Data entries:
---

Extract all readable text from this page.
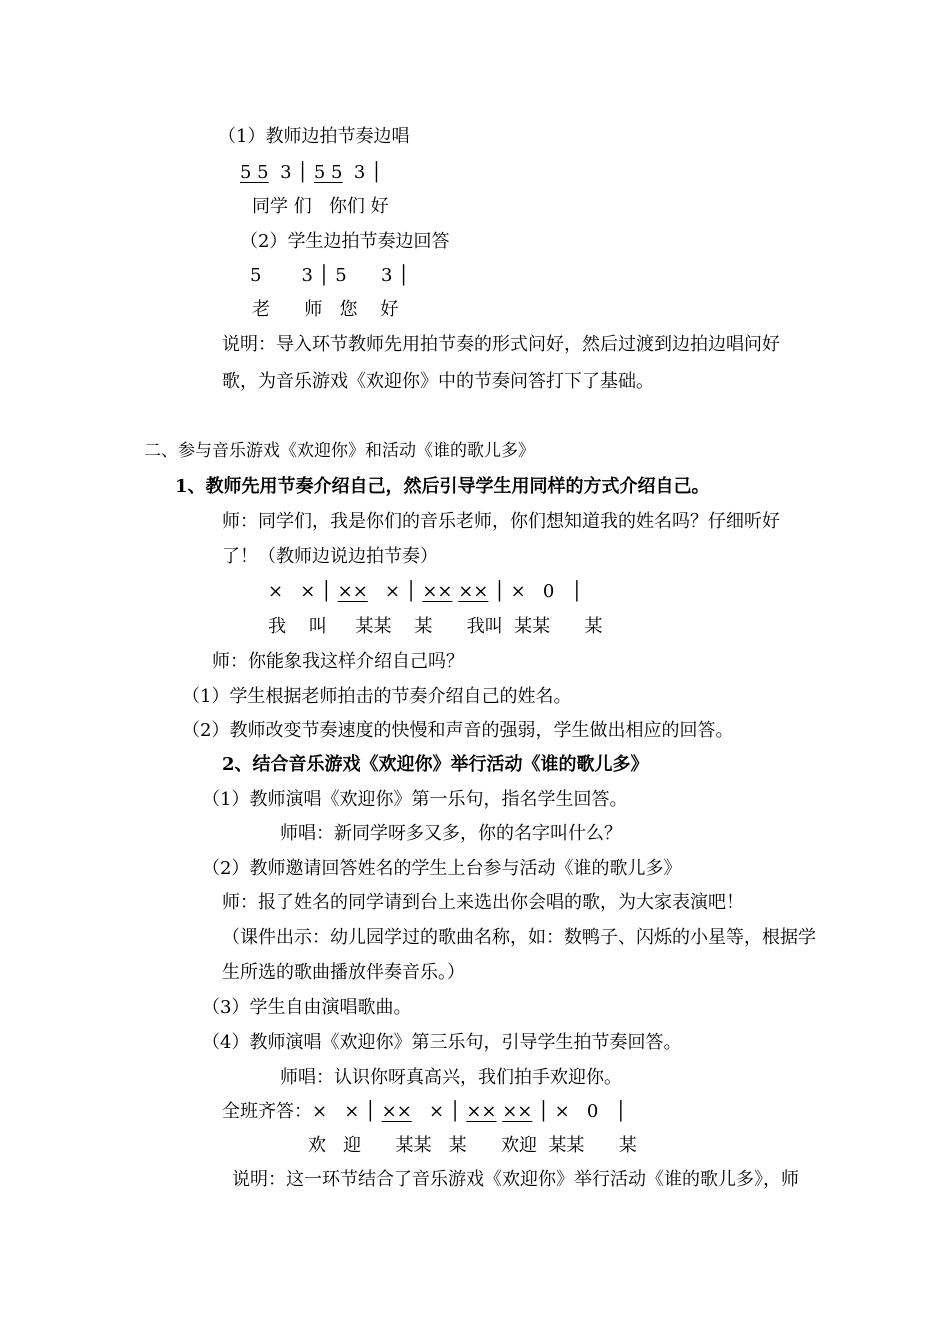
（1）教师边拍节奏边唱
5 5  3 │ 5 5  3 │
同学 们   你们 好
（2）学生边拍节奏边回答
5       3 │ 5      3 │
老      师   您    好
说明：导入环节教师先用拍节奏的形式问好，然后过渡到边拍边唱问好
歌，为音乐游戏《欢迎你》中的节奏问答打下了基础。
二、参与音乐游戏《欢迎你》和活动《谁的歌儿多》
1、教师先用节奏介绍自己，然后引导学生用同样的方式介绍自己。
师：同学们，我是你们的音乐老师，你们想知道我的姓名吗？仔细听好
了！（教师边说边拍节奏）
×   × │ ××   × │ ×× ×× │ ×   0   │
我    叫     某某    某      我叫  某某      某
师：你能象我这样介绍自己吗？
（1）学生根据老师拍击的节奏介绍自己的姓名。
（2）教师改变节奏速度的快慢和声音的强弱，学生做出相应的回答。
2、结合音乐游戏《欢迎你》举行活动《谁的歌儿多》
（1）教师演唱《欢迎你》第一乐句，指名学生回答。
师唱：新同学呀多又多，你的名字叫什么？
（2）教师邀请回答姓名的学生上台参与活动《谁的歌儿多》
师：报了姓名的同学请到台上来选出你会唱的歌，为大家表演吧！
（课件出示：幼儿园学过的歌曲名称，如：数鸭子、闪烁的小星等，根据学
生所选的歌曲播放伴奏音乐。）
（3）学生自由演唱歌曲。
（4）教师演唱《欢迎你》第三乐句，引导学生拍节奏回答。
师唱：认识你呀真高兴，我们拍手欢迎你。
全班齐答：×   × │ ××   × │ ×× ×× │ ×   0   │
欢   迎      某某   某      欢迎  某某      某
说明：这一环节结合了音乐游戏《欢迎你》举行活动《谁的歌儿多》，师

---

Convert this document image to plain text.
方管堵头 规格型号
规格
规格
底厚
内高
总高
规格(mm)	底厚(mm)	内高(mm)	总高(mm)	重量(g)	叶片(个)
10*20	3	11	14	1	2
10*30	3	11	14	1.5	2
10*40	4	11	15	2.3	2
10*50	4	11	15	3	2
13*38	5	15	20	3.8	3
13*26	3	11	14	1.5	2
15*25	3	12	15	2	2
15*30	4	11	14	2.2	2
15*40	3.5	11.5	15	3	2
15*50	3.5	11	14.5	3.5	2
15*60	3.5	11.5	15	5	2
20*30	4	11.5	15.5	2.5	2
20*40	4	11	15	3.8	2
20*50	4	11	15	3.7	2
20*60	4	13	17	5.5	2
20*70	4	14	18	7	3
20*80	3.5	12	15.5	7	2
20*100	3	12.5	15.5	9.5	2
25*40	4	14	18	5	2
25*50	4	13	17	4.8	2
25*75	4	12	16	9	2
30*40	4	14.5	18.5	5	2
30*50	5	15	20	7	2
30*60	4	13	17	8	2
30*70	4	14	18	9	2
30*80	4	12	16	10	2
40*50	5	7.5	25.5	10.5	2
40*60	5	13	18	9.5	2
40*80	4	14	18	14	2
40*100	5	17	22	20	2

---

DO THIS = Work through the records line by line and tally those holding "举行活动". Reply with the number alone.

EXERCISE RESPONSE = 2